### DATA TO PROCESS ###
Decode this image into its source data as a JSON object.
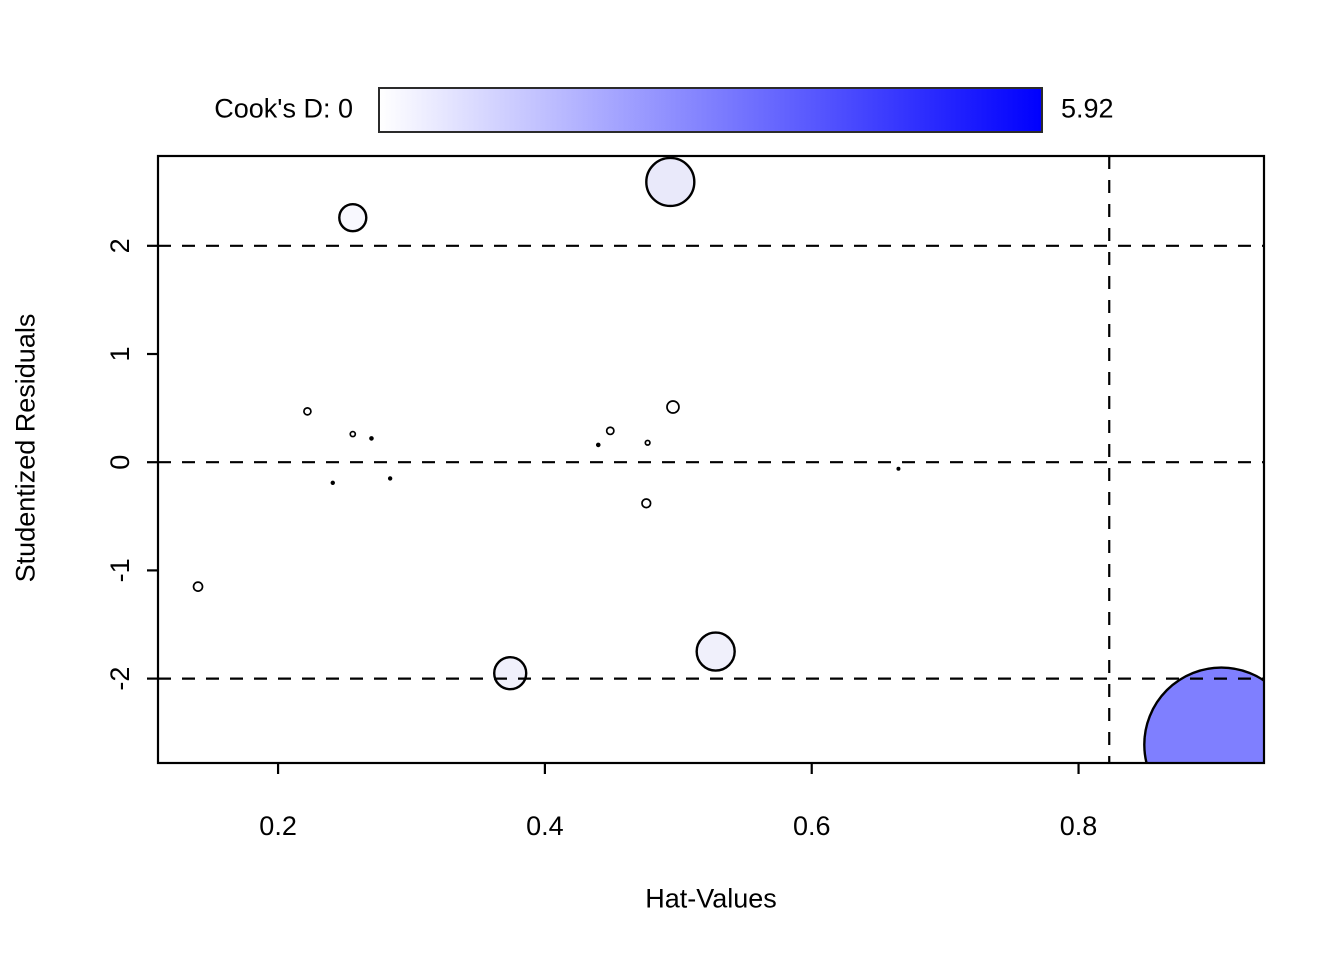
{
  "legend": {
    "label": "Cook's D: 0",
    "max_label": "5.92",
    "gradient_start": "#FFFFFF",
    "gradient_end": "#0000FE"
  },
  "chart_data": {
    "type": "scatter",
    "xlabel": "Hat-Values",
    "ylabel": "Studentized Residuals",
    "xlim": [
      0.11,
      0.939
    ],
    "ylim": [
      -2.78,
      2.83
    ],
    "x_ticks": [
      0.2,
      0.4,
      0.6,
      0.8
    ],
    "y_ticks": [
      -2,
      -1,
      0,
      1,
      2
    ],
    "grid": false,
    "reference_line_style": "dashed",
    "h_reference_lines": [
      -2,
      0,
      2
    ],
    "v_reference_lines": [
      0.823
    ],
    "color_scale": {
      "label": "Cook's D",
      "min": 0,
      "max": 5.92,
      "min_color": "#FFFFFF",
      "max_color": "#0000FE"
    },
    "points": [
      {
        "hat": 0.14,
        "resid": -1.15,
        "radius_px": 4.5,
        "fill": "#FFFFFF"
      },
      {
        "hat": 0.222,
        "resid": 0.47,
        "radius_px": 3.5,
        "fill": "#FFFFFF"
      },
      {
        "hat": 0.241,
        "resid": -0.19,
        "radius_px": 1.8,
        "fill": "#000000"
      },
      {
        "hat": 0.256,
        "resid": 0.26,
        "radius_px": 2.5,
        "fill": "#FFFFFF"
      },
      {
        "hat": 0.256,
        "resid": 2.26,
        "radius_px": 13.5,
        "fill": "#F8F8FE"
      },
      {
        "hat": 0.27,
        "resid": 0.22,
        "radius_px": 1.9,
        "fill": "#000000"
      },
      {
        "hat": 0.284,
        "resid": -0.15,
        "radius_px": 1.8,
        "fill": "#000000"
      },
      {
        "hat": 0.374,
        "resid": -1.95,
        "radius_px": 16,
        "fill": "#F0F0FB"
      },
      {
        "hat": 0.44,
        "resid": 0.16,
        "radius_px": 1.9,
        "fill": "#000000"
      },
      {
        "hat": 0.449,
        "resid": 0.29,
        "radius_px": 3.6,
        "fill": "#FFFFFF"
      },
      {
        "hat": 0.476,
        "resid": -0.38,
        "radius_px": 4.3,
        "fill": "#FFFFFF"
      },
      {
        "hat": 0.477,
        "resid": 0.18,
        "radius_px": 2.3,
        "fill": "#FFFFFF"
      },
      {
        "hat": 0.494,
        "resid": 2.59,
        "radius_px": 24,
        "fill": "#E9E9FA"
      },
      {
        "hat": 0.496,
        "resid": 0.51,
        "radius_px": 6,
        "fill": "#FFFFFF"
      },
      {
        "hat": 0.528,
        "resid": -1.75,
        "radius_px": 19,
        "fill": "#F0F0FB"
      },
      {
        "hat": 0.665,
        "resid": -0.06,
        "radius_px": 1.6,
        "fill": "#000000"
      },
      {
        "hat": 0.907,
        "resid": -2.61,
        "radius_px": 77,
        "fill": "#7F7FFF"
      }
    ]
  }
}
###
§ **SHORT EXERCISE**
Pictures are to be left out; all else in the entries above is to be quoted exactly.

§ **ANSWER IN FULL**
Decode this image into its source data as a JSON object.
{
  "legend": {
    "label": "Cook's D: 0",
    "max_label": "5.92",
    "gradient_start": "#FFFFFF",
    "gradient_end": "#0000FE"
  },
  "chart_data": {
    "type": "scatter",
    "xlabel": "Hat-Values",
    "ylabel": "Studentized Residuals",
    "xlim": [
      0.11,
      0.939
    ],
    "ylim": [
      -2.78,
      2.83
    ],
    "x_ticks": [
      0.2,
      0.4,
      0.6,
      0.8
    ],
    "y_ticks": [
      -2,
      -1,
      0,
      1,
      2
    ],
    "grid": false,
    "reference_line_style": "dashed",
    "h_reference_lines": [
      -2,
      0,
      2
    ],
    "v_reference_lines": [
      0.823
    ],
    "color_scale": {
      "label": "Cook's D",
      "min": 0,
      "max": 5.92,
      "min_color": "#FFFFFF",
      "max_color": "#0000FE"
    },
    "points": [
      {
        "hat": 0.14,
        "resid": -1.15,
        "radius_px": 4.5,
        "fill": "#FFFFFF"
      },
      {
        "hat": 0.222,
        "resid": 0.47,
        "radius_px": 3.5,
        "fill": "#FFFFFF"
      },
      {
        "hat": 0.241,
        "resid": -0.19,
        "radius_px": 1.8,
        "fill": "#000000"
      },
      {
        "hat": 0.256,
        "resid": 0.26,
        "radius_px": 2.5,
        "fill": "#FFFFFF"
      },
      {
        "hat": 0.256,
        "resid": 2.26,
        "radius_px": 13.5,
        "fill": "#F8F8FE"
      },
      {
        "hat": 0.27,
        "resid": 0.22,
        "radius_px": 1.9,
        "fill": "#000000"
      },
      {
        "hat": 0.284,
        "resid": -0.15,
        "radius_px": 1.8,
        "fill": "#000000"
      },
      {
        "hat": 0.374,
        "resid": -1.95,
        "radius_px": 16,
        "fill": "#F0F0FB"
      },
      {
        "hat": 0.44,
        "resid": 0.16,
        "radius_px": 1.9,
        "fill": "#000000"
      },
      {
        "hat": 0.449,
        "resid": 0.29,
        "radius_px": 3.6,
        "fill": "#FFFFFF"
      },
      {
        "hat": 0.476,
        "resid": -0.38,
        "radius_px": 4.3,
        "fill": "#FFFFFF"
      },
      {
        "hat": 0.477,
        "resid": 0.18,
        "radius_px": 2.3,
        "fill": "#FFFFFF"
      },
      {
        "hat": 0.494,
        "resid": 2.59,
        "radius_px": 24,
        "fill": "#E9E9FA"
      },
      {
        "hat": 0.496,
        "resid": 0.51,
        "radius_px": 6,
        "fill": "#FFFFFF"
      },
      {
        "hat": 0.528,
        "resid": -1.75,
        "radius_px": 19,
        "fill": "#F0F0FB"
      },
      {
        "hat": 0.665,
        "resid": -0.06,
        "radius_px": 1.6,
        "fill": "#000000"
      },
      {
        "hat": 0.907,
        "resid": -2.61,
        "radius_px": 77,
        "fill": "#7F7FFF"
      }
    ]
  }
}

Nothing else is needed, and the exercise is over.